* **Required work**
Write out the material below line for line, with no changes, and leave the pictures out.

BEGIN Records for processing

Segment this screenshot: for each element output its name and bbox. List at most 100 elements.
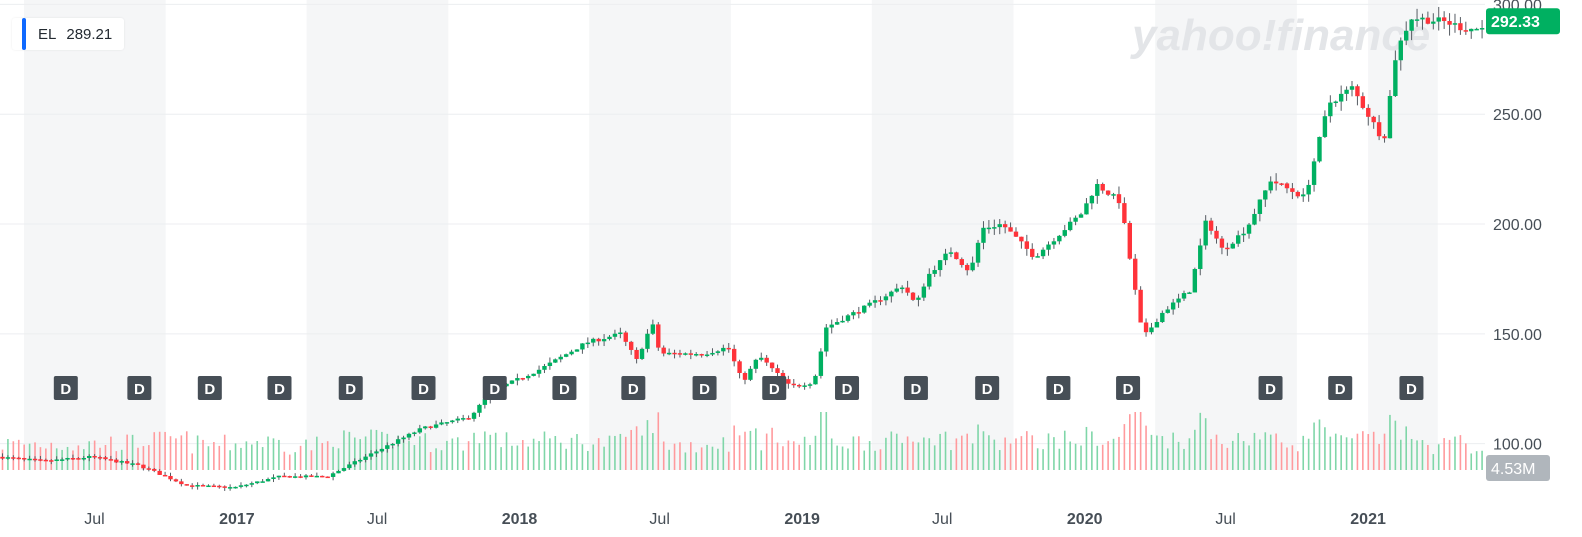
price-candles[interactable] bbox=[0, 6, 1485, 491]
dividend-marker-label: D bbox=[1335, 381, 1346, 398]
candle-body bbox=[59, 459, 65, 461]
candle-body bbox=[1138, 289, 1143, 323]
candle-body bbox=[1225, 247, 1230, 250]
dividend-marker[interactable]: D bbox=[1328, 376, 1353, 400]
candle-body bbox=[509, 380, 515, 384]
dividend-marker-label: D bbox=[628, 381, 639, 398]
dividend-marker[interactable]: D bbox=[552, 376, 577, 400]
dividend-marker-box bbox=[1116, 376, 1141, 400]
dividend-marker[interactable]: D bbox=[267, 376, 292, 400]
dividend-marker[interactable]: D bbox=[338, 376, 363, 400]
candle-body bbox=[76, 458, 81, 460]
candle-body bbox=[271, 477, 276, 480]
candle-body bbox=[1208, 220, 1214, 231]
dividend-marker-box bbox=[975, 376, 1000, 400]
dividend-marker[interactable]: D bbox=[1116, 376, 1141, 400]
x-axis-ticks: Jul 2017 Jul 2018 Jul 2019 Jul 2020 Jul 2021 bbox=[84, 511, 1386, 528]
last-volume-value: 4.53M bbox=[1491, 461, 1535, 478]
candle-body bbox=[986, 227, 992, 230]
candle-body bbox=[81, 457, 86, 460]
last-price-value: 292.33 bbox=[1491, 14, 1540, 31]
candle-body bbox=[753, 359, 759, 369]
candle-body bbox=[1235, 235, 1241, 244]
candle-body bbox=[471, 412, 477, 419]
candle-body bbox=[872, 300, 878, 303]
candle-body bbox=[1181, 293, 1187, 299]
candle-body bbox=[916, 297, 921, 300]
candle-body bbox=[374, 451, 379, 454]
dividend-marker-box bbox=[762, 376, 787, 400]
candle-body bbox=[591, 338, 596, 343]
candle-body bbox=[238, 485, 244, 487]
dividend-marker[interactable]: D bbox=[762, 376, 787, 400]
dividend-marker[interactable]: D bbox=[197, 376, 222, 400]
candle-body bbox=[1414, 19, 1420, 21]
candle-body bbox=[666, 352, 672, 355]
candle-body bbox=[1051, 241, 1057, 245]
candle-body bbox=[292, 476, 298, 478]
dividend-marker-box bbox=[127, 376, 152, 400]
candle-body bbox=[937, 260, 943, 271]
candle-body bbox=[764, 357, 769, 363]
candle-body bbox=[168, 475, 173, 480]
dividend-marker[interactable]: D bbox=[411, 376, 436, 400]
dividend-marker[interactable]: D bbox=[482, 376, 507, 400]
candle-body bbox=[775, 368, 780, 373]
candle-body bbox=[1078, 214, 1084, 218]
candle-body bbox=[1192, 269, 1198, 293]
dividend-marker-label: D bbox=[134, 381, 145, 398]
y-tick-label: 200.00 bbox=[1493, 217, 1542, 234]
x-tick-label: Jul bbox=[84, 511, 104, 528]
dividend-marker-box bbox=[197, 376, 222, 400]
dividend-marker[interactable]: D bbox=[1046, 376, 1071, 400]
dividend-marker[interactable]: D bbox=[1399, 376, 1424, 400]
candle-body bbox=[124, 461, 130, 464]
dividend-marker[interactable]: D bbox=[692, 376, 717, 400]
candle-body bbox=[450, 420, 455, 423]
candle-body bbox=[38, 459, 43, 461]
candle-body bbox=[1404, 30, 1409, 41]
dividend-marker[interactable]: D bbox=[53, 376, 78, 400]
x-tick-label: 2018 bbox=[502, 511, 538, 528]
candle-body bbox=[1360, 96, 1366, 108]
legend-color-bar bbox=[22, 18, 26, 50]
candle-body bbox=[92, 455, 97, 458]
candle-body bbox=[1013, 231, 1019, 237]
candle-body bbox=[607, 336, 612, 340]
dividend-marker[interactable]: D bbox=[903, 376, 928, 400]
candle-body bbox=[330, 473, 336, 477]
candle-body bbox=[585, 342, 591, 345]
candle-body bbox=[878, 300, 883, 302]
candle-body bbox=[1409, 19, 1414, 31]
candle-body bbox=[536, 369, 542, 374]
x-tick-label: Jul bbox=[1215, 511, 1235, 528]
candle-body bbox=[433, 424, 439, 428]
dividend-marker-label: D bbox=[489, 381, 500, 398]
candle-body bbox=[726, 347, 731, 350]
candle-body bbox=[954, 252, 959, 260]
dividend-marker[interactable]: D bbox=[127, 376, 152, 400]
candle-body bbox=[460, 418, 466, 420]
dividend-marker[interactable]: D bbox=[835, 376, 860, 400]
candle-body bbox=[1469, 28, 1474, 32]
candle-body bbox=[0, 456, 5, 459]
dividend-marker[interactable]: D bbox=[621, 376, 646, 400]
candle-body bbox=[43, 459, 49, 462]
dividend-marker[interactable]: D bbox=[1258, 376, 1283, 400]
candle-body bbox=[1344, 89, 1349, 94]
candle-body bbox=[1057, 235, 1062, 242]
candle-body bbox=[943, 253, 948, 261]
candle-body bbox=[899, 287, 905, 290]
dividend-marker-label: D bbox=[842, 381, 853, 398]
candle-body bbox=[1322, 116, 1328, 137]
candle-body bbox=[694, 354, 699, 356]
candle-body bbox=[618, 332, 623, 335]
candle-body bbox=[1170, 302, 1176, 310]
candle-body bbox=[1393, 60, 1398, 97]
dividend-marker[interactable]: D bbox=[975, 376, 1000, 400]
symbol-legend[interactable]: EL 289.21 bbox=[12, 18, 125, 50]
candle-body bbox=[325, 476, 330, 479]
candle-body bbox=[862, 305, 867, 313]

END Records for processing

* **Task solution**
Segment this screenshot: for each element output its name and bbox. List at most 100 elements.
price-candles[interactable] bbox=[0, 6, 1485, 491]
dividend-marker-label: D bbox=[1335, 381, 1346, 398]
candle-body bbox=[59, 459, 65, 461]
candle-body bbox=[1138, 289, 1143, 323]
candle-body bbox=[1225, 247, 1230, 250]
dividend-marker[interactable]: D bbox=[1328, 376, 1353, 400]
candle-body bbox=[509, 380, 515, 384]
dividend-marker-label: D bbox=[628, 381, 639, 398]
dividend-marker[interactable]: D bbox=[552, 376, 577, 400]
dividend-marker-box bbox=[1116, 376, 1141, 400]
dividend-marker[interactable]: D bbox=[267, 376, 292, 400]
dividend-marker[interactable]: D bbox=[338, 376, 363, 400]
candle-body bbox=[76, 458, 81, 460]
candle-body bbox=[271, 477, 276, 480]
candle-body bbox=[1208, 220, 1214, 231]
dividend-marker-box bbox=[975, 376, 1000, 400]
dividend-marker[interactable]: D bbox=[1116, 376, 1141, 400]
x-axis-ticks: Jul 2017 Jul 2018 Jul 2019 Jul 2020 Jul 2021 bbox=[84, 511, 1386, 528]
last-volume-value: 4.53M bbox=[1491, 461, 1535, 478]
candle-body bbox=[986, 227, 992, 230]
candle-body bbox=[81, 457, 86, 460]
last-price-value: 292.33 bbox=[1491, 14, 1540, 31]
candle-body bbox=[753, 359, 759, 369]
candle-body bbox=[1235, 235, 1241, 244]
candle-body bbox=[471, 412, 477, 419]
candle-body bbox=[872, 300, 878, 303]
candle-body bbox=[1181, 293, 1187, 299]
candle-body bbox=[916, 297, 921, 300]
candle-body bbox=[374, 451, 379, 454]
dividend-marker-box bbox=[762, 376, 787, 400]
candle-body bbox=[591, 338, 596, 343]
candle-body bbox=[238, 485, 244, 487]
dividend-marker[interactable]: D bbox=[762, 376, 787, 400]
dividend-marker[interactable]: D bbox=[197, 376, 222, 400]
candle-body bbox=[1414, 19, 1420, 21]
candle-body bbox=[666, 352, 672, 355]
candle-body bbox=[1051, 241, 1057, 245]
candle-body bbox=[292, 476, 298, 478]
dividend-marker-box bbox=[127, 376, 152, 400]
candle-body bbox=[937, 260, 943, 271]
candle-body bbox=[764, 357, 769, 363]
candle-body bbox=[168, 475, 173, 480]
dividend-marker[interactable]: D bbox=[411, 376, 436, 400]
dividend-marker[interactable]: D bbox=[482, 376, 507, 400]
candle-body bbox=[775, 368, 780, 373]
candle-body bbox=[1078, 214, 1084, 218]
candle-body bbox=[1192, 269, 1198, 293]
dividend-marker-label: D bbox=[134, 381, 145, 398]
y-tick-label: 200.00 bbox=[1493, 217, 1542, 234]
x-tick-label: Jul bbox=[84, 511, 104, 528]
dividend-marker-box bbox=[197, 376, 222, 400]
dividend-marker[interactable]: D bbox=[1046, 376, 1071, 400]
dividend-marker[interactable]: D bbox=[1399, 376, 1424, 400]
candle-body bbox=[124, 461, 130, 464]
dividend-marker[interactable]: D bbox=[692, 376, 717, 400]
candle-body bbox=[450, 420, 455, 423]
candle-body bbox=[38, 459, 43, 461]
candle-body bbox=[1404, 30, 1409, 41]
dividend-marker[interactable]: D bbox=[53, 376, 78, 400]
x-tick-label: 2018 bbox=[502, 511, 538, 528]
candle-body bbox=[1360, 96, 1366, 108]
legend-color-bar bbox=[22, 18, 26, 50]
candle-body bbox=[92, 455, 97, 458]
candle-body bbox=[1013, 231, 1019, 237]
candle-body bbox=[607, 336, 612, 340]
dividend-marker[interactable]: D bbox=[903, 376, 928, 400]
candle-body bbox=[330, 473, 336, 477]
candle-body bbox=[585, 342, 591, 345]
candle-body bbox=[878, 300, 883, 302]
candle-body bbox=[1409, 19, 1414, 31]
candle-body bbox=[536, 369, 542, 374]
x-tick-label: Jul bbox=[1215, 511, 1235, 528]
candle-body bbox=[433, 424, 439, 428]
dividend-marker-label: D bbox=[489, 381, 500, 398]
candle-body bbox=[726, 347, 731, 350]
candle-body bbox=[954, 252, 959, 260]
dividend-marker[interactable]: D bbox=[127, 376, 152, 400]
candle-body bbox=[460, 418, 466, 420]
dividend-marker[interactable]: D bbox=[835, 376, 860, 400]
candle-body bbox=[1469, 28, 1474, 32]
candle-body bbox=[0, 456, 5, 459]
dividend-marker[interactable]: D bbox=[621, 376, 646, 400]
candle-body bbox=[43, 459, 49, 462]
dividend-marker[interactable]: D bbox=[1258, 376, 1283, 400]
candle-body bbox=[1344, 89, 1349, 94]
candle-body bbox=[1057, 235, 1062, 242]
candle-body bbox=[943, 253, 948, 261]
candle-body bbox=[899, 287, 905, 290]
dividend-marker-label: D bbox=[842, 381, 853, 398]
candle-body bbox=[1322, 116, 1328, 137]
candle-body bbox=[694, 354, 699, 356]
candle-body bbox=[618, 332, 623, 335]
candle-body bbox=[1170, 302, 1176, 310]
candle-body bbox=[1393, 60, 1398, 97]
dividend-marker[interactable]: D bbox=[975, 376, 1000, 400]
symbol-legend[interactable]: EL 289.21 bbox=[12, 18, 125, 50]
candle-body bbox=[325, 476, 330, 479]
candle-body bbox=[862, 305, 867, 313]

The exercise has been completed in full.